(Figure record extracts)
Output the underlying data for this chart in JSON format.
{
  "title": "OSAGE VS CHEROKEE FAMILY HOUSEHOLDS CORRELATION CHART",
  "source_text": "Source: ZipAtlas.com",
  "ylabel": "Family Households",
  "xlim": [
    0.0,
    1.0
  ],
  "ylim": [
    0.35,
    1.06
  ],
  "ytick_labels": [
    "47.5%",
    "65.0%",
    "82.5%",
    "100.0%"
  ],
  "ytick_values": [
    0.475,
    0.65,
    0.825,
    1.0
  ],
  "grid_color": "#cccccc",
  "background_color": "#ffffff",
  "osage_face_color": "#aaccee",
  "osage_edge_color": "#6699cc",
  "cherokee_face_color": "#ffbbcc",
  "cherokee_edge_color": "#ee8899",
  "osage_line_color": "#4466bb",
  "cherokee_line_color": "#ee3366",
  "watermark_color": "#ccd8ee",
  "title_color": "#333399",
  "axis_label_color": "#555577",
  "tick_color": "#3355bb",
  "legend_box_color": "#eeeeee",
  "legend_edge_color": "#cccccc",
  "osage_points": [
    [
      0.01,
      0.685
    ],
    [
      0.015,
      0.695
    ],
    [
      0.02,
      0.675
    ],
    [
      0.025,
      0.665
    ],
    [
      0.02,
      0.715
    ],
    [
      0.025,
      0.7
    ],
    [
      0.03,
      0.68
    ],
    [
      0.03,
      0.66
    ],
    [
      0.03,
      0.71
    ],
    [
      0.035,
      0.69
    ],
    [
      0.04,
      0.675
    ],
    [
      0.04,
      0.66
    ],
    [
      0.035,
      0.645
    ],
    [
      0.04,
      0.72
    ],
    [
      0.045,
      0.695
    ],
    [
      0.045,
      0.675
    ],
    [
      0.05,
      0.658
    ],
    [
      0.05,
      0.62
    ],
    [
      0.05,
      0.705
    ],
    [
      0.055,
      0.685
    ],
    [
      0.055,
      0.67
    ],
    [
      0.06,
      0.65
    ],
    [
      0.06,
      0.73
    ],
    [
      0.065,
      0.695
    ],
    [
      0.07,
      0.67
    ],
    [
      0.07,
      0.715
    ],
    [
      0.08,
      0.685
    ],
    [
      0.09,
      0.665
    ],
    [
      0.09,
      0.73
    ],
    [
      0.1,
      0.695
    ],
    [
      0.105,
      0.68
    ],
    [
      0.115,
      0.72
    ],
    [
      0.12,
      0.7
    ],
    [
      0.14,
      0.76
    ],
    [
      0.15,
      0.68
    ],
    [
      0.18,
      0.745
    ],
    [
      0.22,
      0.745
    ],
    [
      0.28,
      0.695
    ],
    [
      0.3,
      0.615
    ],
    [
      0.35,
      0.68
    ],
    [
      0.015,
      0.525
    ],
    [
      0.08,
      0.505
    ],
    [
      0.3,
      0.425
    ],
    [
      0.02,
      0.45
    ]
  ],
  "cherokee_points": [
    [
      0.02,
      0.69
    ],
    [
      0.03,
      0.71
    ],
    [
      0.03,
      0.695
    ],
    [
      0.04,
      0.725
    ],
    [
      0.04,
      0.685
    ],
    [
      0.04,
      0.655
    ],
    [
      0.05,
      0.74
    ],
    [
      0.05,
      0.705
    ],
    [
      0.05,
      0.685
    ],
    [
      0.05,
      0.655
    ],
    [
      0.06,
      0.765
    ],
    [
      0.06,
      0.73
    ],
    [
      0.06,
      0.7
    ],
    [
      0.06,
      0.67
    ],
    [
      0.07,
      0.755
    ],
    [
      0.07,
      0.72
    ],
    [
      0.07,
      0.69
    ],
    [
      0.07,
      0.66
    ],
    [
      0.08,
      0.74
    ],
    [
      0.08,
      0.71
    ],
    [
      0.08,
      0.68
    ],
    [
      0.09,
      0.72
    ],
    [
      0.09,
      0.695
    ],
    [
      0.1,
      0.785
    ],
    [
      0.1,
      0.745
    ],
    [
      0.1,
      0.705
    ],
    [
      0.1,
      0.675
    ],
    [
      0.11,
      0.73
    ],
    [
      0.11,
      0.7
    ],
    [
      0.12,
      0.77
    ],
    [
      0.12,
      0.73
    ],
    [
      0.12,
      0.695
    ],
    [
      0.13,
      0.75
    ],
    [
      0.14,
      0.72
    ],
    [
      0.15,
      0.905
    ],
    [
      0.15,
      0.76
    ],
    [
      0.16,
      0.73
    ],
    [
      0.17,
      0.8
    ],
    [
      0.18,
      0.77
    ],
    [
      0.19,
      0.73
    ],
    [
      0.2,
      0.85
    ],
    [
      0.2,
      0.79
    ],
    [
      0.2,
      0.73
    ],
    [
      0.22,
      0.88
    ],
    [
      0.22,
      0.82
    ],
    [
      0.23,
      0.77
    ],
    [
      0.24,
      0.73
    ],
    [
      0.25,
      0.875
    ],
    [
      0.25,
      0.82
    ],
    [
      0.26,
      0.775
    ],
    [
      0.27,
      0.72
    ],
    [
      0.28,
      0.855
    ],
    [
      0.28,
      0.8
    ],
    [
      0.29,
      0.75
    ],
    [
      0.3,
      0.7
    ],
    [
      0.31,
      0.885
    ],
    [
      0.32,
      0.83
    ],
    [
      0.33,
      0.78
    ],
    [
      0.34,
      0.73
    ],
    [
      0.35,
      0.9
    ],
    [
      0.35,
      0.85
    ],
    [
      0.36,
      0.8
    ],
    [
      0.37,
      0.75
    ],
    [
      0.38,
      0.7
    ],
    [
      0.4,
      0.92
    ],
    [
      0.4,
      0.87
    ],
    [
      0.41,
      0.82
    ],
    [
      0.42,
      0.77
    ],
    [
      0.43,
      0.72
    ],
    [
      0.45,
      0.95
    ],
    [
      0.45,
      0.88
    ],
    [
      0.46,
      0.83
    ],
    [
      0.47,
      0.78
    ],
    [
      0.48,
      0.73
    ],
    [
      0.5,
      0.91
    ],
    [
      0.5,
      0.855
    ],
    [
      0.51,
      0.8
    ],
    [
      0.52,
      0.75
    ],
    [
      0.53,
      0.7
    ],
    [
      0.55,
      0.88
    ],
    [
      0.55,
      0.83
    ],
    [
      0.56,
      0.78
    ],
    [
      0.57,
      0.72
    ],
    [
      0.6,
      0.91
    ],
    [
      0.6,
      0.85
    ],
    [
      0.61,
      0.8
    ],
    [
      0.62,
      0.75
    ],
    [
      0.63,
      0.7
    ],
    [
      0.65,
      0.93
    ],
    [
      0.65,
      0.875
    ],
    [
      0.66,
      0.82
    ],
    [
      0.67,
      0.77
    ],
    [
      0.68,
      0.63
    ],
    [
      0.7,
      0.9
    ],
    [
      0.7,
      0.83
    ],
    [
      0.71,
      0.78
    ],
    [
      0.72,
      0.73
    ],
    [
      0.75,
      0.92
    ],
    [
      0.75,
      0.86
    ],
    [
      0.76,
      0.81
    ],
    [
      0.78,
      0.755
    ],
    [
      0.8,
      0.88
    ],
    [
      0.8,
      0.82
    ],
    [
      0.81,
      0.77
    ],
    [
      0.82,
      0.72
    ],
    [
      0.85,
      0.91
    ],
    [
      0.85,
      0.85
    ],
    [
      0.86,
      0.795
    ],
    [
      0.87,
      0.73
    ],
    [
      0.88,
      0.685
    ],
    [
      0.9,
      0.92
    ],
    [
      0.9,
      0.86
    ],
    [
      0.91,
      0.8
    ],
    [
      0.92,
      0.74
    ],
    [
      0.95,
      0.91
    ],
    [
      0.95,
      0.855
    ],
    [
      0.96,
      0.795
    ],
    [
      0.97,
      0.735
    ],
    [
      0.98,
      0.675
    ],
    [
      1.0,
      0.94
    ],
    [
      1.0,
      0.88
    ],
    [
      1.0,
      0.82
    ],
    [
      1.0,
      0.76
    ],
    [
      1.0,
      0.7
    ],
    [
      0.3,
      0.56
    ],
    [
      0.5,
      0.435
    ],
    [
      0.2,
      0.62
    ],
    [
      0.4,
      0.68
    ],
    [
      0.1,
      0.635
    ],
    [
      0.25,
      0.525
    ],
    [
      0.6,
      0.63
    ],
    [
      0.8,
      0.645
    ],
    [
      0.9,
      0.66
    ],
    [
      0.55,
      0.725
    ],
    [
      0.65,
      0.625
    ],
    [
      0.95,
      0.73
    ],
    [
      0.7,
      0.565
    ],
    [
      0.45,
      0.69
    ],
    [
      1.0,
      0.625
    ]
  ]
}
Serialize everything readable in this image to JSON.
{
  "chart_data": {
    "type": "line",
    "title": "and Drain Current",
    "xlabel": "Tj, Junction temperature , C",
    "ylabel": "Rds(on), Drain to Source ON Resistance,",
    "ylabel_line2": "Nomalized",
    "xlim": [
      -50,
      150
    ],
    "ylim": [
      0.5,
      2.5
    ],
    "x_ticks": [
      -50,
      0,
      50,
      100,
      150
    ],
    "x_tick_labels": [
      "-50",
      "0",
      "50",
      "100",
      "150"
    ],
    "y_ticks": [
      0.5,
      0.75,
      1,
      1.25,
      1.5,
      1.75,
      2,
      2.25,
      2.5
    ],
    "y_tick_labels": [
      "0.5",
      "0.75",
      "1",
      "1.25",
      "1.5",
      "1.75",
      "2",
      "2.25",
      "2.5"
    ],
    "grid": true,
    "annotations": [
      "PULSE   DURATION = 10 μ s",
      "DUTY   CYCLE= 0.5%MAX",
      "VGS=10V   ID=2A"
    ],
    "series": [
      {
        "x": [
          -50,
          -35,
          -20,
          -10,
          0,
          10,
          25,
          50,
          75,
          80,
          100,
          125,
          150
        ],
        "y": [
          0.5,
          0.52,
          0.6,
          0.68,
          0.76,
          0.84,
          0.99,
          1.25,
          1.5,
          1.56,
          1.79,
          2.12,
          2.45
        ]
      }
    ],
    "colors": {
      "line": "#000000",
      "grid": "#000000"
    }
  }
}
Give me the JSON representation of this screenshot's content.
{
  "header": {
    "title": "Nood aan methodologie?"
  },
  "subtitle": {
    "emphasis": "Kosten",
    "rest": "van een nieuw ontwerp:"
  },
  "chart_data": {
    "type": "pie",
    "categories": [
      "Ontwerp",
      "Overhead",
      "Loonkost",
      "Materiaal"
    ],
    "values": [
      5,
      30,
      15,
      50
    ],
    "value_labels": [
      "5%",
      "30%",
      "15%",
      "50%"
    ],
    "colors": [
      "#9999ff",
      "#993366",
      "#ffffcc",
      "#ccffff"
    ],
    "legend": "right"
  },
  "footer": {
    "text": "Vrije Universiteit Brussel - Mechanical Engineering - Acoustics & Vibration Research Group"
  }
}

**WHAT YOU HAVE TO DO**
Exactly how many lines in the data above contain the word "JSON"? Respond with the number and nothing more.

**ANSWER TO THE TASK**
3